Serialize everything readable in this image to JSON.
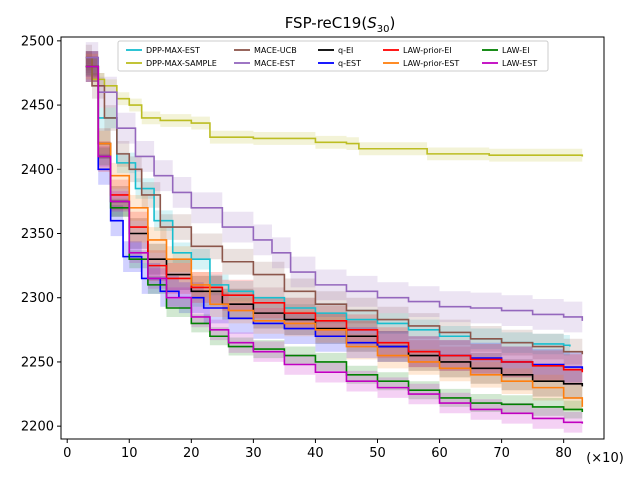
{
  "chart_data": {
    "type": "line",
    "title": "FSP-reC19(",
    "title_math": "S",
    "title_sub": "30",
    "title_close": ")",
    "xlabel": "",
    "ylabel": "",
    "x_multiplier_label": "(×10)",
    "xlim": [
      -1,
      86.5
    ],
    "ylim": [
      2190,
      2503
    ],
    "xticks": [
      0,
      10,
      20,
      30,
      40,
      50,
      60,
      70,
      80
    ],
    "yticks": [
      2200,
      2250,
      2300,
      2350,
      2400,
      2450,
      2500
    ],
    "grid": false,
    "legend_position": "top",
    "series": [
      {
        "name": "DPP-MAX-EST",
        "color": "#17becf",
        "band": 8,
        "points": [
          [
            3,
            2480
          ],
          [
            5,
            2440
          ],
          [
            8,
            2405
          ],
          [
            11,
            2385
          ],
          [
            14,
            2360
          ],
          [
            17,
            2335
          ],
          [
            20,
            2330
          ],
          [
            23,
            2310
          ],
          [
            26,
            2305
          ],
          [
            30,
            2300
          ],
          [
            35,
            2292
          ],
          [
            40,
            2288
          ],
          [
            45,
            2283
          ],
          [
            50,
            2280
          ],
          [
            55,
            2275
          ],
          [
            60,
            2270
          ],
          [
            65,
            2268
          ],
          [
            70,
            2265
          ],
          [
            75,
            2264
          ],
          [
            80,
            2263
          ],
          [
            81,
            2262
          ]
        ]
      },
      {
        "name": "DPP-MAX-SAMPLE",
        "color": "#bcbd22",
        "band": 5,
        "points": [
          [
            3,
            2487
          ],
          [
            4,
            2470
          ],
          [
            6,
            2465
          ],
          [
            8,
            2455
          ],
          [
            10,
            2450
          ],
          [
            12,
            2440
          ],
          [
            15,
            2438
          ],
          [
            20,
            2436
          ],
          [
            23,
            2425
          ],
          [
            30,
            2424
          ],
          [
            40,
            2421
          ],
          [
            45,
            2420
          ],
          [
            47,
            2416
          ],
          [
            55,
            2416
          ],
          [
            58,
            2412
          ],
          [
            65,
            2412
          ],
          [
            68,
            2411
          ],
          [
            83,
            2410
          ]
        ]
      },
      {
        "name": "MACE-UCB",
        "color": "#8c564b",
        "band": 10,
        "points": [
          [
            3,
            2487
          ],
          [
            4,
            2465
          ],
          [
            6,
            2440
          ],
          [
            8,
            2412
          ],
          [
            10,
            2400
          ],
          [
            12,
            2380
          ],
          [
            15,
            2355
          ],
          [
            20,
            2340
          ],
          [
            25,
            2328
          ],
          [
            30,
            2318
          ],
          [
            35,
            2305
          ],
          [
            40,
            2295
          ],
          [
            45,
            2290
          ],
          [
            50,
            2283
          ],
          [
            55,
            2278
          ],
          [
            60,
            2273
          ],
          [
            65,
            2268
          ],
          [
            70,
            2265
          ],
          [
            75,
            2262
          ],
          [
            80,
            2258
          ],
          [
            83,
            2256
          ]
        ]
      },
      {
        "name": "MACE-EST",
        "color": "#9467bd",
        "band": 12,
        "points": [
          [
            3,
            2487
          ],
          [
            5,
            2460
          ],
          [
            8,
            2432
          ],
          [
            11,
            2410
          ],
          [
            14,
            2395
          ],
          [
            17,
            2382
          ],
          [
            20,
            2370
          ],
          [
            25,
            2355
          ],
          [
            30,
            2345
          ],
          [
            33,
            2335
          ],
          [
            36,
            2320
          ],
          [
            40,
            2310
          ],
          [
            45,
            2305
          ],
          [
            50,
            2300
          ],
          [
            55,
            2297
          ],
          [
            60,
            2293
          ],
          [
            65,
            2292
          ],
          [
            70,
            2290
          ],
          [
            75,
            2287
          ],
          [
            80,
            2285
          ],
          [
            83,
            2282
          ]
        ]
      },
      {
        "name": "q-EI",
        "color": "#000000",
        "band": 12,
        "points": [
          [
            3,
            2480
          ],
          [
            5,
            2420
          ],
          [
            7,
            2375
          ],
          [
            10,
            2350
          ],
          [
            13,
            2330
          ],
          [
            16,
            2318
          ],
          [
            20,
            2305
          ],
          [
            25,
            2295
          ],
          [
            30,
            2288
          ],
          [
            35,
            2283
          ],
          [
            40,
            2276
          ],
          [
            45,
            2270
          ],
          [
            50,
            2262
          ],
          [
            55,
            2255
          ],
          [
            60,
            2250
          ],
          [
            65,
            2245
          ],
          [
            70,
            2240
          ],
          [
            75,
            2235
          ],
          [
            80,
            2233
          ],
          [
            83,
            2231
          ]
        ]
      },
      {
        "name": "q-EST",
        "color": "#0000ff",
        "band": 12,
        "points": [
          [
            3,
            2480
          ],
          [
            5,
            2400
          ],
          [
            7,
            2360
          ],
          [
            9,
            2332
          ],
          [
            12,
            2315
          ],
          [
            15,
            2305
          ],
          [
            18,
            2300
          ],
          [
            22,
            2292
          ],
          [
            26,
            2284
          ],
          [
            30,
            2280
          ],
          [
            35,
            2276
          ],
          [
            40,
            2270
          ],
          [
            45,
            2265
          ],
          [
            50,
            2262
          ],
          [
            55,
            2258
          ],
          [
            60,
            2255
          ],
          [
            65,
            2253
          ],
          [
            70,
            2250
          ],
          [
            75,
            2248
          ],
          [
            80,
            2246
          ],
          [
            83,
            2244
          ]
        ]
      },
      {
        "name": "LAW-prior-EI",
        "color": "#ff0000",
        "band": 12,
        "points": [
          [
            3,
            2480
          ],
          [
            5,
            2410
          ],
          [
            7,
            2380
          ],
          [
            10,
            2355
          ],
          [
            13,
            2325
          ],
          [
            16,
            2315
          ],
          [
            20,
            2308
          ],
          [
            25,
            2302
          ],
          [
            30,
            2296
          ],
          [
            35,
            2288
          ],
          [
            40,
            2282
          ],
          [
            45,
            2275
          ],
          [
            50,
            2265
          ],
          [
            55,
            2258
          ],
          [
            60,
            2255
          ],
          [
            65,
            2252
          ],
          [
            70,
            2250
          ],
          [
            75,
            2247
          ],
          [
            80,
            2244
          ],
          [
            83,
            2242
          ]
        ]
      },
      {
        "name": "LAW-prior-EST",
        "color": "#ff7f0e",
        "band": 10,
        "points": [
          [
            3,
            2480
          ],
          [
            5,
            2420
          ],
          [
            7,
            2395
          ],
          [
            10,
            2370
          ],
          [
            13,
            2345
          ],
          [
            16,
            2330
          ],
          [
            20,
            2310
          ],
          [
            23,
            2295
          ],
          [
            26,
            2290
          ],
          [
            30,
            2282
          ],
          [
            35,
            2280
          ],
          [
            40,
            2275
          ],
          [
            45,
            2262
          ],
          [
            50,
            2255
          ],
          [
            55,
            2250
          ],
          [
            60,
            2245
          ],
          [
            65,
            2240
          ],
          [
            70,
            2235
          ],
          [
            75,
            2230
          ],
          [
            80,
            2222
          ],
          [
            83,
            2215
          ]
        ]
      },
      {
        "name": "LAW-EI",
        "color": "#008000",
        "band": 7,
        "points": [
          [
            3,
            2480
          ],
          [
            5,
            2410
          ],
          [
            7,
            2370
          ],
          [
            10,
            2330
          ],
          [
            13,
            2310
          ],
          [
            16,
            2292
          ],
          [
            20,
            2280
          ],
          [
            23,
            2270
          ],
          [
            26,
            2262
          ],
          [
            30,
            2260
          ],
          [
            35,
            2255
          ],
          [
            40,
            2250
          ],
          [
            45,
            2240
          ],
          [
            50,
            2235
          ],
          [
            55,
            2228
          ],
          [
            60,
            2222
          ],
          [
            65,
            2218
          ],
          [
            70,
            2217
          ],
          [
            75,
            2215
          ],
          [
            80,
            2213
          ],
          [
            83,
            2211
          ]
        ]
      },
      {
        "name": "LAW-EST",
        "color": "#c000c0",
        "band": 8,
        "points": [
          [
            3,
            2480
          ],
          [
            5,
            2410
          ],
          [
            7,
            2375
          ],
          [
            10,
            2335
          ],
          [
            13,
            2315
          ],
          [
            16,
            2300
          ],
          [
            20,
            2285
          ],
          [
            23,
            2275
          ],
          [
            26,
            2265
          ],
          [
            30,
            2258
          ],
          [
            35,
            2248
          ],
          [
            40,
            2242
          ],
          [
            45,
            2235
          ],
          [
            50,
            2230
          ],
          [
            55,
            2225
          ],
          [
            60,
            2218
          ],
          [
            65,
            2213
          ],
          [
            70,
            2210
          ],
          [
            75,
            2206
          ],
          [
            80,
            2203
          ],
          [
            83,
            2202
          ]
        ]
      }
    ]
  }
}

★ ★ ★

- **GOAL**: Among the lines of the material, find those that hold the word "color" and copy them.

- **COMPLETE RESPONSE**:
        "color": "#17becf",
        "color": "#bcbd22",
        "color": "#8c564b",
        "color": "#9467bd",
        "color": "#000000",
        "color": "#0000ff",
        "color": "#ff0000",
        "color": "#ff7f0e",
        "color": "#008000",
        "color": "#c000c0",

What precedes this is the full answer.